=== What you will do ===
Output the lines of the listing as a numbered list, omitting any blank lines.

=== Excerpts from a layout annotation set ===
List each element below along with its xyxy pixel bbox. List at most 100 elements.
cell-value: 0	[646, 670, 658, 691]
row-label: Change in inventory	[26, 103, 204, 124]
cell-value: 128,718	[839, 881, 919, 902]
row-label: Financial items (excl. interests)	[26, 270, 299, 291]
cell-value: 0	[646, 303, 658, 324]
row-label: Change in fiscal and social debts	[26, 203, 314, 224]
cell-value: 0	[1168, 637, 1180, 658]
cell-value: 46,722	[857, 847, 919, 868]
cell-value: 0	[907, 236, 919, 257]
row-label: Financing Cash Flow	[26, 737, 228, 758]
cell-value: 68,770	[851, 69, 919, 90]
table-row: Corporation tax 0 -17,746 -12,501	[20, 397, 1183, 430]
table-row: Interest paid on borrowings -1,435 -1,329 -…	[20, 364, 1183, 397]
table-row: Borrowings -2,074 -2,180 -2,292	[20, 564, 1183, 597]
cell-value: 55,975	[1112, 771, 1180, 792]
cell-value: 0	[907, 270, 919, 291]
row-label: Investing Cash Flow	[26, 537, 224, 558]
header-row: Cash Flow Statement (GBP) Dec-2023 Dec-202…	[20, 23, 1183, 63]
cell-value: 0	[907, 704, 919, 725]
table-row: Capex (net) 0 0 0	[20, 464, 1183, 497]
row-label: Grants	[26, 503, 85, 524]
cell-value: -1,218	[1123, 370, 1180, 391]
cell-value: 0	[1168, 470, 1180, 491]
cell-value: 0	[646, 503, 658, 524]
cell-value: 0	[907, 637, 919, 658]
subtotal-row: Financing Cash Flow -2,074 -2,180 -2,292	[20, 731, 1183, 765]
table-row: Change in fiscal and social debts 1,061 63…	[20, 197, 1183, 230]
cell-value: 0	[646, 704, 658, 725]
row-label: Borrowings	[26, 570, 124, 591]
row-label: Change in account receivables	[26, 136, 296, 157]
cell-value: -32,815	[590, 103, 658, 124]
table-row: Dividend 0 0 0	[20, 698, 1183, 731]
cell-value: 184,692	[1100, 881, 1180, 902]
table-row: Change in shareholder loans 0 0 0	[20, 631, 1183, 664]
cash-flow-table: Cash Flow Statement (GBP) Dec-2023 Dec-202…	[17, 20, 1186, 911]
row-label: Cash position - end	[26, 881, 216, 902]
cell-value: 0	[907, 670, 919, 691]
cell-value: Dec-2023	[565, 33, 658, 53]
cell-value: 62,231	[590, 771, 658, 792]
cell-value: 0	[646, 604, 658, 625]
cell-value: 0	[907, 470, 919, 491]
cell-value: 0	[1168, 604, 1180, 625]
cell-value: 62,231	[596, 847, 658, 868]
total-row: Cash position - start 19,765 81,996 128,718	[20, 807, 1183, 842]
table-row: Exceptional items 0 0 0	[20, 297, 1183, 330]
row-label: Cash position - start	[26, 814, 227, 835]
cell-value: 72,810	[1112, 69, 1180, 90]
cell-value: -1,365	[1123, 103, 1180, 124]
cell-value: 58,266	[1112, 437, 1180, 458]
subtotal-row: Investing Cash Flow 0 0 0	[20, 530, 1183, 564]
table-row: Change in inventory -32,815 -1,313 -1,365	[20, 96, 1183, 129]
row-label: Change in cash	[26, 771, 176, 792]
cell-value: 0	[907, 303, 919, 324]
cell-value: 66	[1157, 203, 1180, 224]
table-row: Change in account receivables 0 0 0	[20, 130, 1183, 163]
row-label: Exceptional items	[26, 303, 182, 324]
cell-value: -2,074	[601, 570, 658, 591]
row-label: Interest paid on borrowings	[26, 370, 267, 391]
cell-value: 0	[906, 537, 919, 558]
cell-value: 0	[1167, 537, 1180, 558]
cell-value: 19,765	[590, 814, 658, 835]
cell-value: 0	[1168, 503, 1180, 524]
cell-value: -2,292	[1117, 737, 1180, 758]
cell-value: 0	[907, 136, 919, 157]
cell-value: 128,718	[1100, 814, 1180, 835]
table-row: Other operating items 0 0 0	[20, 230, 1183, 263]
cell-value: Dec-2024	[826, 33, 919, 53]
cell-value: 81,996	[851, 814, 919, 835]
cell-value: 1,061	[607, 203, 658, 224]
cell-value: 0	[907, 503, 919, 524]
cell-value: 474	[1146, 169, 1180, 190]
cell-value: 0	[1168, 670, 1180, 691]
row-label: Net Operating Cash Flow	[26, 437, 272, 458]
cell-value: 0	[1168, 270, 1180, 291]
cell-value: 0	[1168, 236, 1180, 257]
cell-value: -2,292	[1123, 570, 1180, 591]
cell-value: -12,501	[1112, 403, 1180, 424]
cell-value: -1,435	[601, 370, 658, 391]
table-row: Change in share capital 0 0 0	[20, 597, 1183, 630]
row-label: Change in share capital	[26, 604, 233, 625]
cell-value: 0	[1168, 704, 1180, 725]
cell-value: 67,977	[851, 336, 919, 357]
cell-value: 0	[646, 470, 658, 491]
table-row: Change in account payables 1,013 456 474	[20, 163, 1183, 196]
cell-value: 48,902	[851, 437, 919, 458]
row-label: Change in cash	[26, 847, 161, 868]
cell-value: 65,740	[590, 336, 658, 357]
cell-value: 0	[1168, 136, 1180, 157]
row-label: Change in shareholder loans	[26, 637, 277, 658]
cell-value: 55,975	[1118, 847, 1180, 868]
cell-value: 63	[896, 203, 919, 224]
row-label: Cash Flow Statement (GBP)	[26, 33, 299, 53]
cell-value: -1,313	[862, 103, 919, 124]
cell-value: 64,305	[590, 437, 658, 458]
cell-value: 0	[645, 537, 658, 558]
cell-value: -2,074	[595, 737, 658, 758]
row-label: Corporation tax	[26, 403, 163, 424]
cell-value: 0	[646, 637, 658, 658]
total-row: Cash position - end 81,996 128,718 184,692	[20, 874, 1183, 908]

=== Reply to the task ===
1. List each element below along with its xyxy pixel bbox. List at most 100 elements.
2. cell-value: 0	[646, 670, 658, 691]
3. row-label: Change in inventory	[26, 103, 204, 124]
4. cell-value: 128,718	[839, 881, 919, 902]
5. row-label: Financial items (excl. interests)	[26, 270, 299, 291]
6. cell-value: 0	[646, 303, 658, 324]
7. row-label: Change in fiscal and social debts	[26, 203, 314, 224]
8. cell-value: 0	[1168, 637, 1180, 658]
9. cell-value: 46,722	[857, 847, 919, 868]
10. cell-value: 0	[907, 236, 919, 257]
11. row-label: Financing Cash Flow	[26, 737, 228, 758]
12. cell-value: 68,770	[851, 69, 919, 90]
13. table-row: Corporation tax 0 -17,746 -12,501	[20, 397, 1183, 430]
14. table-row: Interest paid on borrowings -1,435 -1,329 -…	[20, 364, 1183, 397]
15. table-row: Borrowings -2,074 -2,180 -2,292	[20, 564, 1183, 597]
16. cell-value: 55,975	[1112, 771, 1180, 792]
17. cell-value: 0	[907, 270, 919, 291]
18. row-label: Investing Cash Flow	[26, 537, 224, 558]
19. header-row: Cash Flow Statement (GBP) Dec-2023 Dec-202…	[20, 23, 1183, 63]
20. cell-value: 0	[907, 704, 919, 725]
21. table-row: Capex (net) 0 0 0	[20, 464, 1183, 497]
22. row-label: Grants	[26, 503, 85, 524]
23. cell-value: -1,218	[1123, 370, 1180, 391]
24. cell-value: 0	[1168, 470, 1180, 491]
25. cell-value: 0	[646, 503, 658, 524]
26. cell-value: 0	[907, 637, 919, 658]
27. subtotal-row: Financing Cash Flow -2,074 -2,180 -2,292	[20, 731, 1183, 765]
28. table-row: Change in fiscal and social debts 1,061 63…	[20, 197, 1183, 230]
29. cell-value: 0	[646, 704, 658, 725]
30. row-label: Borrowings	[26, 570, 124, 591]
31. row-label: Change in account receivables	[26, 136, 296, 157]
32. cell-value: -32,815	[590, 103, 658, 124]
33. table-row: Dividend 0 0 0	[20, 698, 1183, 731]
34. cell-value: 184,692	[1100, 881, 1180, 902]
35. table-row: Change in shareholder loans 0 0 0	[20, 631, 1183, 664]
36. cash-flow-table: Cash Flow Statement (GBP) Dec-2023 Dec-202…	[17, 20, 1186, 911]
37. row-label: Cash position - end	[26, 881, 216, 902]
38. cell-value: 0	[907, 670, 919, 691]
39. cell-value: Dec-2023	[565, 33, 658, 53]
40. cell-value: 62,231	[590, 771, 658, 792]
41. cell-value: 0	[646, 604, 658, 625]
42. cell-value: 0	[907, 470, 919, 491]
43. cell-value: 0	[1168, 604, 1180, 625]
44. cell-value: 62,231	[596, 847, 658, 868]
45. total-row: Cash position - start 19,765 81,996 128,718	[20, 807, 1183, 842]
46. table-row: Exceptional items 0 0 0	[20, 297, 1183, 330]
47. row-label: Cash position - start	[26, 814, 227, 835]
48. cell-value: 72,810	[1112, 69, 1180, 90]
49. cell-value: -1,365	[1123, 103, 1180, 124]
50. cell-value: 58,266	[1112, 437, 1180, 458]
51. subtotal-row: Investing Cash Flow 0 0 0	[20, 530, 1183, 564]
52. table-row: Change in inventory -32,815 -1,313 -1,365	[20, 96, 1183, 129]
53. row-label: Change in cash	[26, 771, 176, 792]
54. cell-value: 0	[907, 303, 919, 324]
55. cell-value: 66	[1157, 203, 1180, 224]
56. table-row: Change in account receivables 0 0 0	[20, 130, 1183, 163]
57. row-label: Exceptional items	[26, 303, 182, 324]
58. cell-value: -2,074	[601, 570, 658, 591]
59. row-label: Interest paid on borrowings	[26, 370, 267, 391]
60. cell-value: 0	[906, 537, 919, 558]
61. cell-value: 0	[1167, 537, 1180, 558]
62. cell-value: 19,765	[590, 814, 658, 835]
63. cell-value: 0	[1168, 503, 1180, 524]
64. cell-value: -2,292	[1117, 737, 1180, 758]
65. cell-value: 0	[907, 136, 919, 157]
66. cell-value: 128,718	[1100, 814, 1180, 835]
67. table-row: Other operating items 0 0 0	[20, 230, 1183, 263]
68. cell-value: Dec-2024	[826, 33, 919, 53]
69. cell-value: 81,996	[851, 814, 919, 835]
70. cell-value: 1,061	[607, 203, 658, 224]
71. cell-value: 0	[907, 503, 919, 524]
72. cell-value: 474	[1146, 169, 1180, 190]
73. cell-value: 0	[1168, 670, 1180, 691]
74. row-label: Net Operating Cash Flow	[26, 437, 272, 458]
75. cell-value: 0	[1168, 270, 1180, 291]
76. cell-value: 0	[1168, 236, 1180, 257]
77. cell-value: -2,292	[1123, 570, 1180, 591]
78. cell-value: -12,501	[1112, 403, 1180, 424]
79. cell-value: -1,435	[601, 370, 658, 391]
80. table-row: Change in share capital 0 0 0	[20, 597, 1183, 630]
81. row-label: Change in share capital	[26, 604, 233, 625]
82. cell-value: 0	[1168, 704, 1180, 725]
83. cell-value: 67,977	[851, 336, 919, 357]
84. cell-value: 0	[646, 470, 658, 491]
85. table-row: Change in account payables 1,013 456 474	[20, 163, 1183, 196]
86. cell-value: 48,902	[851, 437, 919, 458]
87. row-label: Change in cash	[26, 847, 161, 868]
88. cell-value: 65,740	[590, 336, 658, 357]
89. cell-value: 0	[1168, 136, 1180, 157]
90. row-label: Change in shareholder loans	[26, 637, 277, 658]
91. cell-value: 55,975	[1118, 847, 1180, 868]
92. cell-value: 63	[896, 203, 919, 224]
93. row-label: Cash Flow Statement (GBP)	[26, 33, 299, 53]
94. cell-value: -1,313	[862, 103, 919, 124]
95. cell-value: 64,305	[590, 437, 658, 458]
96. cell-value: 0	[645, 537, 658, 558]
97. cell-value: -2,074	[595, 737, 658, 758]
98. row-label: Corporation tax	[26, 403, 163, 424]
99. cell-value: 0	[646, 637, 658, 658]
100. total-row: Cash position - end 81,996 128,718 184,692	[20, 874, 1183, 908]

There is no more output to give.